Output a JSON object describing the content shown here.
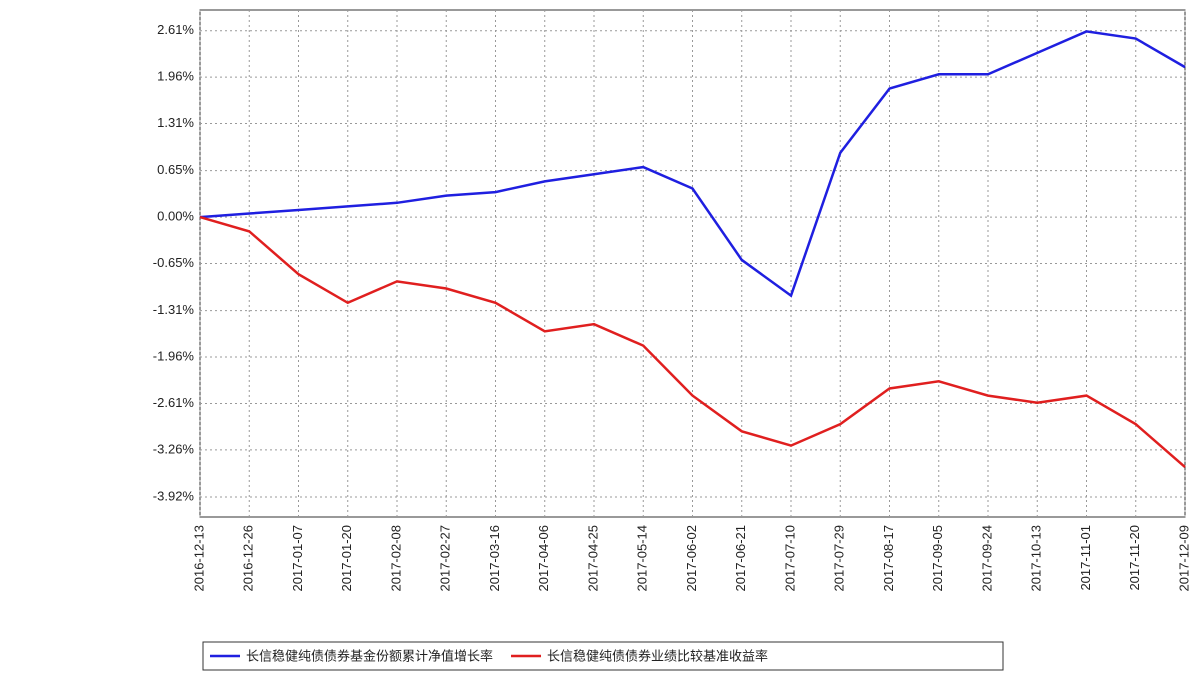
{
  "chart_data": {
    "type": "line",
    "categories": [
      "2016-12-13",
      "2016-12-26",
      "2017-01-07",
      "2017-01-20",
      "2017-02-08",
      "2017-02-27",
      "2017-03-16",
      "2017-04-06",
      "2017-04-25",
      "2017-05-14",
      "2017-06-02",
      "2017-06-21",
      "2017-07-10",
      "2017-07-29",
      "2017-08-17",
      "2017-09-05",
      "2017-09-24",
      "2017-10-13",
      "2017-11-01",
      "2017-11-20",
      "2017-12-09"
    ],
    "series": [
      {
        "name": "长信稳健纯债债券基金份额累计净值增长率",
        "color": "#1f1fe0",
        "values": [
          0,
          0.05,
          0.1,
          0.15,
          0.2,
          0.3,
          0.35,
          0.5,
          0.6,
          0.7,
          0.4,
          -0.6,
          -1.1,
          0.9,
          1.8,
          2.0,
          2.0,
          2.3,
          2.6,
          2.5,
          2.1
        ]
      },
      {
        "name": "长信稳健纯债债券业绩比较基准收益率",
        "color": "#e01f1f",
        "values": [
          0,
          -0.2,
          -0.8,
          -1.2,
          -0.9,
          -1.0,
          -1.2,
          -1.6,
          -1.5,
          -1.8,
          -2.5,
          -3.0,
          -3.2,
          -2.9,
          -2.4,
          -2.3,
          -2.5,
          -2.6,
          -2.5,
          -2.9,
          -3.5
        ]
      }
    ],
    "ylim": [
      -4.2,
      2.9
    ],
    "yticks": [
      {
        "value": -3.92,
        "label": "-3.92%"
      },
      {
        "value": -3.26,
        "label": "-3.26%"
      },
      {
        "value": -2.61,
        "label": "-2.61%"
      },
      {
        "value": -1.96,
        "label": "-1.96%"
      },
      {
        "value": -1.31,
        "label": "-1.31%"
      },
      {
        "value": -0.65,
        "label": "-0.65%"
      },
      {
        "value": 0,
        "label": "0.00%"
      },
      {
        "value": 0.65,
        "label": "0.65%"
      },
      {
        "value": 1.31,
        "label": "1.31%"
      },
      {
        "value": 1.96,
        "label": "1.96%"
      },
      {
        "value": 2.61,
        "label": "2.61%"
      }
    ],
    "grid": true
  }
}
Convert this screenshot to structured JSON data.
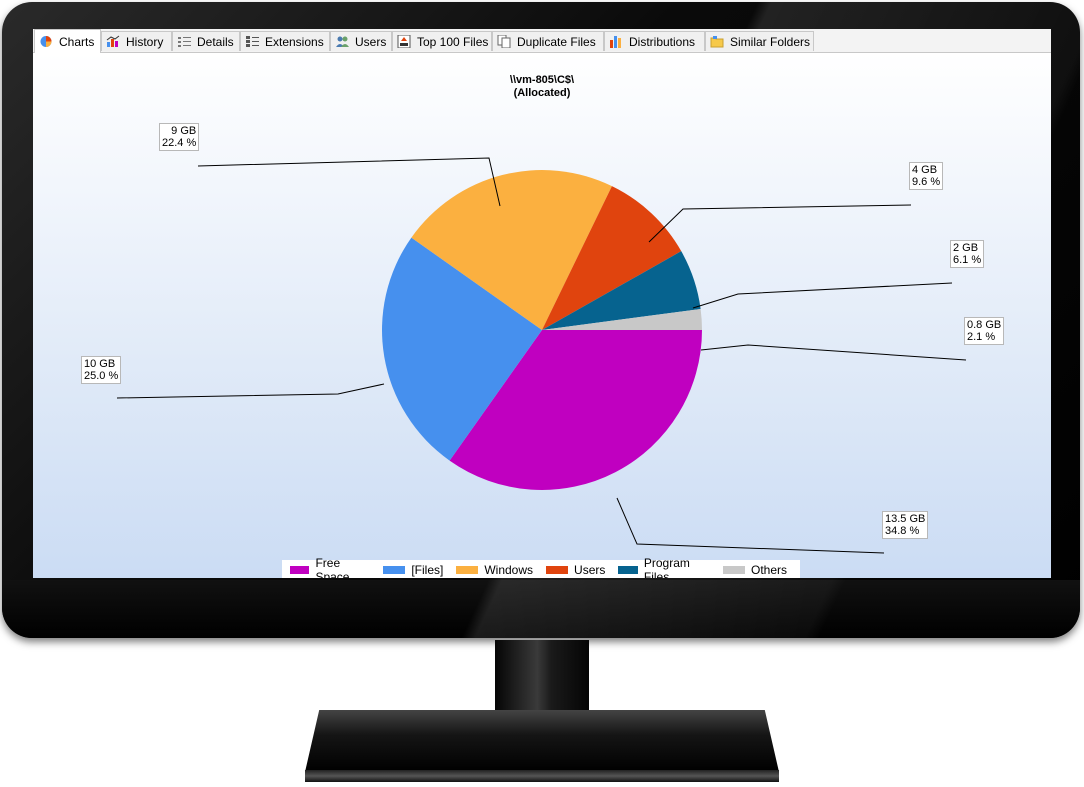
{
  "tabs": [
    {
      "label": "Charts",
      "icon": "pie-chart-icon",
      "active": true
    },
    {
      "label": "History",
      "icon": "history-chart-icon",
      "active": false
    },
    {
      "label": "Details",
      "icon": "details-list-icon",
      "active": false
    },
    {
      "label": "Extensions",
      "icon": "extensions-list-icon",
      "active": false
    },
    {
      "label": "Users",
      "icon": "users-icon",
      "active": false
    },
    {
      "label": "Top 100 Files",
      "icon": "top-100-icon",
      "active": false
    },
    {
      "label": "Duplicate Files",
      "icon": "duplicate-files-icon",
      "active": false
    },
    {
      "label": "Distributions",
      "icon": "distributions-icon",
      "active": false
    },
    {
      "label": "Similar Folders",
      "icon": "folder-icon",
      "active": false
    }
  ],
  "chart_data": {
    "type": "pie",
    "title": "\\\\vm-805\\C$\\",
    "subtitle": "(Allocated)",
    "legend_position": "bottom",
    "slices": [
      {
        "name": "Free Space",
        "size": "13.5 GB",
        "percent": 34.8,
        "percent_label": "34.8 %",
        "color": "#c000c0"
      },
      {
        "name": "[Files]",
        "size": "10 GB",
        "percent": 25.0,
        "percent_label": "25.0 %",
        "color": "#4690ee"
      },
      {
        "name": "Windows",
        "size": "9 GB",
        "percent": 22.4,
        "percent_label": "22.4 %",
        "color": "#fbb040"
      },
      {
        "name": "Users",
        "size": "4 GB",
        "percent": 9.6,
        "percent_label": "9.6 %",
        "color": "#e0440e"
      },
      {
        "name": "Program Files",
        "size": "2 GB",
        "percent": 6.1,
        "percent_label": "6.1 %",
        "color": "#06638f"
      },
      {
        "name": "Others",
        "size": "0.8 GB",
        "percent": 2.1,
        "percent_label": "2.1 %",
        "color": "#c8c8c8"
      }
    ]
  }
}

§ **REQUEST**
Count how many lines in the data contain the word "color", giving the number without comment.

§ **ANSWER IN FULL**
8